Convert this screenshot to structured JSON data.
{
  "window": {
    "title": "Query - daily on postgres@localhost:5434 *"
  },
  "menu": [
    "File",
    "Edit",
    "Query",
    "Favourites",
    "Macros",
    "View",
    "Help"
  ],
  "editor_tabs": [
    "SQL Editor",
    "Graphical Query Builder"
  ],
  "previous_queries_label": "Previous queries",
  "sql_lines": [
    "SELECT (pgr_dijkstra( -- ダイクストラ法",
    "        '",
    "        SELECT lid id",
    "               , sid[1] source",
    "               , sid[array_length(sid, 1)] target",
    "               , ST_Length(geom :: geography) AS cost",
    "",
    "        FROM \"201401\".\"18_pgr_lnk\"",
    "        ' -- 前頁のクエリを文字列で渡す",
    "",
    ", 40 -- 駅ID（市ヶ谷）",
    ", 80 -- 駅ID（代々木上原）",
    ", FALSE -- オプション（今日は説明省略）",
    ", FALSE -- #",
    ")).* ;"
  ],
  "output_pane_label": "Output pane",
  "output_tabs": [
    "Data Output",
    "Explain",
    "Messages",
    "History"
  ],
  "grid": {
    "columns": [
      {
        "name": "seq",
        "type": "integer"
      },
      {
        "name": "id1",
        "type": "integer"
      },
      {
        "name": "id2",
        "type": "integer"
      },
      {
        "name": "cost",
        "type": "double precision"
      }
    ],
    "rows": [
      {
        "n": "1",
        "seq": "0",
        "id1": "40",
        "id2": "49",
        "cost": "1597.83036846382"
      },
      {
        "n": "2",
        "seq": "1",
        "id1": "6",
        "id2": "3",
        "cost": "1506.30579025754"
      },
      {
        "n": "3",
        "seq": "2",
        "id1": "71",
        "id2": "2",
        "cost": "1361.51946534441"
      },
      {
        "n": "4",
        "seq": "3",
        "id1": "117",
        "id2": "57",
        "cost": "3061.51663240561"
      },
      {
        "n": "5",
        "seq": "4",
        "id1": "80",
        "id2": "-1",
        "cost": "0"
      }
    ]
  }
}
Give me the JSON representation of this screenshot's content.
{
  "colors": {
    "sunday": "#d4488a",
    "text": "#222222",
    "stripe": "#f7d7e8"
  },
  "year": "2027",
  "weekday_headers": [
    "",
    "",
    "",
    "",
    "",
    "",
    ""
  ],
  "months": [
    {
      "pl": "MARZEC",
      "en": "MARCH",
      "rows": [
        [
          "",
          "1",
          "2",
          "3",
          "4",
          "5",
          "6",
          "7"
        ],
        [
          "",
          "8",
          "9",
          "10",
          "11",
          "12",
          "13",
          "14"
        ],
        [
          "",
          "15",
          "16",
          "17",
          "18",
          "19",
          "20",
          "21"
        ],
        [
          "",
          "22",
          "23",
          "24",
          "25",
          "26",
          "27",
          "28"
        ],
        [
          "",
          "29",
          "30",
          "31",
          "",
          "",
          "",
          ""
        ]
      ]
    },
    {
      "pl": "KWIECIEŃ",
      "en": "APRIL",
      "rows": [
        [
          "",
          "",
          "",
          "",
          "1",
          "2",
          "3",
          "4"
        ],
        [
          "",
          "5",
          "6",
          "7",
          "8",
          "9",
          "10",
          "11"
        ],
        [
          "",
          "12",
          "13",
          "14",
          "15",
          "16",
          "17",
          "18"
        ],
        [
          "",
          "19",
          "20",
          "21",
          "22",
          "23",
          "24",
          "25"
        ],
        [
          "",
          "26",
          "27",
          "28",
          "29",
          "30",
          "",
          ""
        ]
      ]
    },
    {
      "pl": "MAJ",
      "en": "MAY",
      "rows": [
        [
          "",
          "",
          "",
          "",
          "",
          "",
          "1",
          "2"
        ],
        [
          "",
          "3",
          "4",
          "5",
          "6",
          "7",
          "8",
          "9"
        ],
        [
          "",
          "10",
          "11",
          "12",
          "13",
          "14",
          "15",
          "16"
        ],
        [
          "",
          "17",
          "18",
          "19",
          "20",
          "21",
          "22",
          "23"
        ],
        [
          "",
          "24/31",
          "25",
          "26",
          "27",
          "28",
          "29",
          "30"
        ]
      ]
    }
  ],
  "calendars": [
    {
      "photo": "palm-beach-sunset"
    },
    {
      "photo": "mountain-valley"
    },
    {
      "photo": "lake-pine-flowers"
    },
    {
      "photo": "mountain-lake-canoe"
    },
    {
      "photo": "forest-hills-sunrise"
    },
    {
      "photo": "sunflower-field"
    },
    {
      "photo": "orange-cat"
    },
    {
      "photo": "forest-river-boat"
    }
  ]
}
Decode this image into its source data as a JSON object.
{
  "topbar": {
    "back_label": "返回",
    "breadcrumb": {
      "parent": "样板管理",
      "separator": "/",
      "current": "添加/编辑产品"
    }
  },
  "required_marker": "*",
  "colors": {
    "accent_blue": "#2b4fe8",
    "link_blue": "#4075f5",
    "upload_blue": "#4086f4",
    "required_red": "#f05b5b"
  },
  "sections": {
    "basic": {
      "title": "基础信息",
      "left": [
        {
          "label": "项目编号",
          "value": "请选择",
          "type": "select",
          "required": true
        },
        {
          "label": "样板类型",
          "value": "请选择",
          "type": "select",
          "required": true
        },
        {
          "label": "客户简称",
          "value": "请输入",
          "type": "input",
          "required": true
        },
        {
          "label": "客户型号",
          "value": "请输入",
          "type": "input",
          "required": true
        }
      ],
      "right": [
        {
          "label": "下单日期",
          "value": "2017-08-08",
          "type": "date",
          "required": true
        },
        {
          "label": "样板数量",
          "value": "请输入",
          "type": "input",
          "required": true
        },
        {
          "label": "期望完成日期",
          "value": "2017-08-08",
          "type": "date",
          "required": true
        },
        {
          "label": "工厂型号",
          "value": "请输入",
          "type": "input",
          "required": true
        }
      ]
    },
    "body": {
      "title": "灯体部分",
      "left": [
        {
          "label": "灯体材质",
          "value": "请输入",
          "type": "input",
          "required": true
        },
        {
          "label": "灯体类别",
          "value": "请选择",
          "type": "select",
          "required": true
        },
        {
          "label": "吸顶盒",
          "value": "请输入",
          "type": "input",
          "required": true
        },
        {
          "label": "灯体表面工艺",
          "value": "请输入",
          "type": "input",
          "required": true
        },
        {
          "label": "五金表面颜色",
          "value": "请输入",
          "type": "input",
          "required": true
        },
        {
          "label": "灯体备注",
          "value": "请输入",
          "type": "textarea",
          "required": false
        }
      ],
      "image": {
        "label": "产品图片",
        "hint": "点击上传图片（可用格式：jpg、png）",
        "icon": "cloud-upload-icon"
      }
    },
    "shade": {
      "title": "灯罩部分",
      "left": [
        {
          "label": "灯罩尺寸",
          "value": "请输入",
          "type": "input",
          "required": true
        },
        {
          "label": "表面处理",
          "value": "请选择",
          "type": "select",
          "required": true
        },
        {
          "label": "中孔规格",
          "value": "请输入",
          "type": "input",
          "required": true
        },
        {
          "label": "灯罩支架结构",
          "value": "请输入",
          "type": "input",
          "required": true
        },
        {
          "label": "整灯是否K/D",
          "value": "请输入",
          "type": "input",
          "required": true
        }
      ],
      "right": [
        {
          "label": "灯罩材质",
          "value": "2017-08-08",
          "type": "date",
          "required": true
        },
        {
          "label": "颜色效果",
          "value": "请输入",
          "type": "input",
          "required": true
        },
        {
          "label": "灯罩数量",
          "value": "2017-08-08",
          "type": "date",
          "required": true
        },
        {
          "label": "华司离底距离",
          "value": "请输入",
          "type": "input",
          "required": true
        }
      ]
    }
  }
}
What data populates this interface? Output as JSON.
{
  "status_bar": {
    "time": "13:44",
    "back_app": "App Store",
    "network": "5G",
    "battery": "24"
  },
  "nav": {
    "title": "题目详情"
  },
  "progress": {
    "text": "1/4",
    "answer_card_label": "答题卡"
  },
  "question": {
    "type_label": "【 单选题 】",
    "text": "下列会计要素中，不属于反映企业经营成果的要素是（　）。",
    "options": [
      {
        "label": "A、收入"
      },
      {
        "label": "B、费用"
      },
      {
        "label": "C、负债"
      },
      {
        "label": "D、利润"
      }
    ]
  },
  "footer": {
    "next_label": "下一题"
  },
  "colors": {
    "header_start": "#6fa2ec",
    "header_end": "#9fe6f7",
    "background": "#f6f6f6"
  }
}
______
### [WHAT THE TASK ASKS]
Give again only the lines of the material above that run from the one with "What data populates" through the end, both included, exactly as they appear.

### [RESULT OF THIS TASK]
What data populates this interface? Output as JSON.
{
  "status_bar": {
    "time": "13:44",
    "back_app": "App Store",
    "network": "5G",
    "battery": "24"
  },
  "nav": {
    "title": "题目详情"
  },
  "progress": {
    "text": "1/4",
    "answer_card_label": "答题卡"
  },
  "question": {
    "type_label": "【 单选题 】",
    "text": "下列会计要素中，不属于反映企业经营成果的要素是（　）。",
    "options": [
      {
        "label": "A、收入"
      },
      {
        "label": "B、费用"
      },
      {
        "label": "C、负债"
      },
      {
        "label": "D、利润"
      }
    ]
  },
  "footer": {
    "next_label": "下一题"
  },
  "colors": {
    "header_start": "#6fa2ec",
    "header_end": "#9fe6f7",
    "background": "#f6f6f6"
  }
}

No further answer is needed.